Make an exact copy of the listing below.

— START OF Supplied information —

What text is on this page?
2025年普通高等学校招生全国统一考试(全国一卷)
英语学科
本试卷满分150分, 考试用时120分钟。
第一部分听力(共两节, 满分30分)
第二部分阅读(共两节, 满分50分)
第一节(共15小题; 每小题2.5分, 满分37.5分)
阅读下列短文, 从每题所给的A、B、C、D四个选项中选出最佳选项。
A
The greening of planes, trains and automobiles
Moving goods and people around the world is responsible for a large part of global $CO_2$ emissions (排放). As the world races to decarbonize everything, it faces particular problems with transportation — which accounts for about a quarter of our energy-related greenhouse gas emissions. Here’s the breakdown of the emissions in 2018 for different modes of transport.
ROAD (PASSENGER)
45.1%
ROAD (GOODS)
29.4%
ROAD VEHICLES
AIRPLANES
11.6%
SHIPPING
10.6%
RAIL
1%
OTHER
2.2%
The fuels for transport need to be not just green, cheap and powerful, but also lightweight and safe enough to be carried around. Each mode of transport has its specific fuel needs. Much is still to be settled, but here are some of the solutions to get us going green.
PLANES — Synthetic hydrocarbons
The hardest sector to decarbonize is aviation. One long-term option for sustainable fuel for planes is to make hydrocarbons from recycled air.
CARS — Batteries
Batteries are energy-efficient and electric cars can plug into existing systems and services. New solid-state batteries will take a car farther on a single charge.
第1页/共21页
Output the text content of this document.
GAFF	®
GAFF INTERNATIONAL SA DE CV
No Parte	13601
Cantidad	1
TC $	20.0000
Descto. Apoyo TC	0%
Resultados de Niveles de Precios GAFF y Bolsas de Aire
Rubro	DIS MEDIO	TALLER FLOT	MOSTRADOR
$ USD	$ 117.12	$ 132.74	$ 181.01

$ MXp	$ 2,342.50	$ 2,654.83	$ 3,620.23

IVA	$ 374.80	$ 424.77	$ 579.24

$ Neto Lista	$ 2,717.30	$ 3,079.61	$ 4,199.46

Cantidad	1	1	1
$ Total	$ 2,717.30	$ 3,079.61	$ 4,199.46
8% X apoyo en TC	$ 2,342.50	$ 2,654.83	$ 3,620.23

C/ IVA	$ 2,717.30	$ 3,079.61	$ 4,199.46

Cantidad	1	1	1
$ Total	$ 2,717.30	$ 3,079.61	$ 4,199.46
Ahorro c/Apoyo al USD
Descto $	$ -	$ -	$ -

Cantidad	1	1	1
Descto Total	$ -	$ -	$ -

— END OF Supplied information —

— Answer to the task —
What text is on this page?
2025年普通高等学校招生全国统一考试(全国一卷)
英语学科
本试卷满分150分, 考试用时120分钟。
第一部分听力(共两节, 满分30分)
第二部分阅读(共两节, 满分50分)
第一节(共15小题; 每小题2.5分, 满分37.5分)
阅读下列短文, 从每题所给的A、B、C、D四个选项中选出最佳选项。
A
The greening of planes, trains and automobiles
Moving goods and people around the world is responsible for a large part of global $CO_2$ emissions (排放). As the world races to decarbonize everything, it faces particular problems with transportation — which accounts for about a quarter of our energy-related greenhouse gas emissions. Here’s the breakdown of the emissions in 2018 for different modes of transport.
ROAD (PASSENGER)
45.1%
ROAD (GOODS)
29.4%
ROAD VEHICLES
AIRPLANES
11.6%
SHIPPING
10.6%
RAIL
1%
OTHER
2.2%
The fuels for transport need to be not just green, cheap and powerful, but also lightweight and safe enough to be carried around. Each mode of transport has its specific fuel needs. Much is still to be settled, but here are some of the solutions to get us going green.
PLANES — Synthetic hydrocarbons
The hardest sector to decarbonize is aviation. One long-term option for sustainable fuel for planes is to make hydrocarbons from recycled air.
CARS — Batteries
Batteries are energy-efficient and electric cars can plug into existing systems and services. New solid-state batteries will take a car farther on a single charge.
第1页/共21页
Output the text content of this document.
GAFF	®
GAFF INTERNATIONAL SA DE CV
No Parte	13601
Cantidad	1
TC $	20.0000
Descto. Apoyo TC	0%
Resultados de Niveles de Precios GAFF y Bolsas de Aire
Rubro	DIS MEDIO	TALLER FLOT	MOSTRADOR
$ USD	$ 117.12	$ 132.74	$ 181.01

$ MXp	$ 2,342.50	$ 2,654.83	$ 3,620.23

IVA	$ 374.80	$ 424.77	$ 579.24

$ Neto Lista	$ 2,717.30	$ 3,079.61	$ 4,199.46

Cantidad	1	1	1
$ Total	$ 2,717.30	$ 3,079.61	$ 4,199.46
8% X apoyo en TC	$ 2,342.50	$ 2,654.83	$ 3,620.23

C/ IVA	$ 2,717.30	$ 3,079.61	$ 4,199.46

Cantidad	1	1	1
$ Total	$ 2,717.30	$ 3,079.61	$ 4,199.46
Ahorro c/Apoyo al USD
Descto $	$ -	$ -	$ -

Cantidad	1	1	1
Descto Total	$ -	$ -	$ -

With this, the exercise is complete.